■ What to work on
Copy the entries below exactly. Images do not belong in the copy.

■ Task material

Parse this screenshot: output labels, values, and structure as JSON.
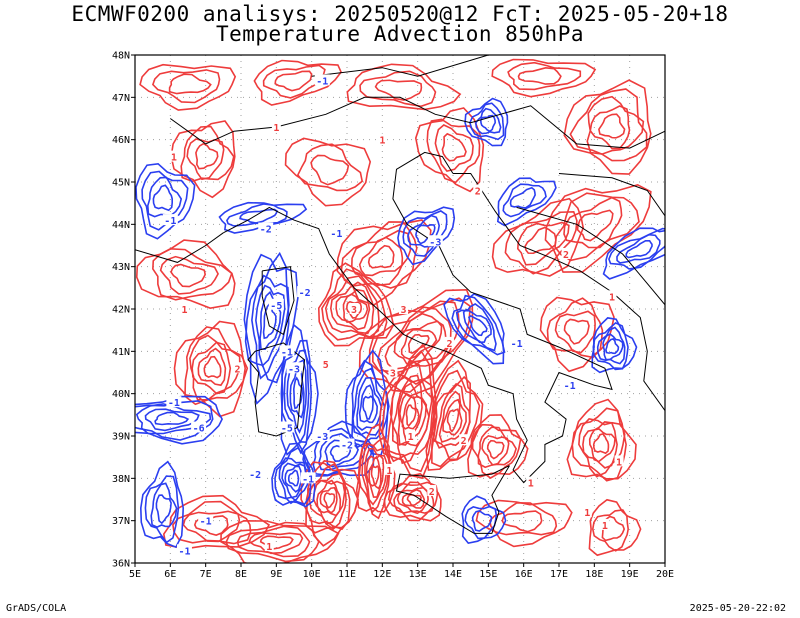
{
  "header": {
    "title_line1": "ECMWF0200 analisys: 20250520@12 FcT: 2025-05-20+18",
    "title_line2": "Temperature Advection 850hPa"
  },
  "map": {
    "lat_labels": [
      "48N",
      "47N",
      "46N",
      "45N",
      "44N",
      "43N",
      "42N",
      "41N",
      "40N",
      "39N",
      "38N",
      "37N",
      "36N"
    ],
    "lon_labels": [
      "5E",
      "6E",
      "7E",
      "8E",
      "9E",
      "10E",
      "11E",
      "12E",
      "13E",
      "14E",
      "15E",
      "16E",
      "17E",
      "18E",
      "19E",
      "20E"
    ],
    "extent": {
      "lon_min": 5,
      "lon_max": 20,
      "lat_min": 36,
      "lat_max": 48
    },
    "colors": {
      "positive": "#ee3c3c",
      "negative": "#2b3ff0",
      "coast": "#000000",
      "grid": "#a0a0a0"
    },
    "contour_labels": [
      "-1",
      "1",
      "2",
      "-2",
      "-3",
      "3",
      "5",
      "-5",
      "-6"
    ]
  },
  "footer": {
    "left": "GrADS/COLA",
    "right": "2025-05-20-22:02"
  }
}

■ Problem solution
Parse this screenshot: output labels, values, and structure as JSON.
{
  "header": {
    "title_line1": "ECMWF0200 analisys: 20250520@12 FcT: 2025-05-20+18",
    "title_line2": "Temperature Advection 850hPa"
  },
  "map": {
    "lat_labels": [
      "48N",
      "47N",
      "46N",
      "45N",
      "44N",
      "43N",
      "42N",
      "41N",
      "40N",
      "39N",
      "38N",
      "37N",
      "36N"
    ],
    "lon_labels": [
      "5E",
      "6E",
      "7E",
      "8E",
      "9E",
      "10E",
      "11E",
      "12E",
      "13E",
      "14E",
      "15E",
      "16E",
      "17E",
      "18E",
      "19E",
      "20E"
    ],
    "extent": {
      "lon_min": 5,
      "lon_max": 20,
      "lat_min": 36,
      "lat_max": 48
    },
    "colors": {
      "positive": "#ee3c3c",
      "negative": "#2b3ff0",
      "coast": "#000000",
      "grid": "#a0a0a0"
    },
    "contour_labels": [
      "-1",
      "1",
      "2",
      "-2",
      "-3",
      "3",
      "5",
      "-5",
      "-6"
    ]
  },
  "footer": {
    "left": "GrADS/COLA",
    "right": "2025-05-20-22:02"
  }
}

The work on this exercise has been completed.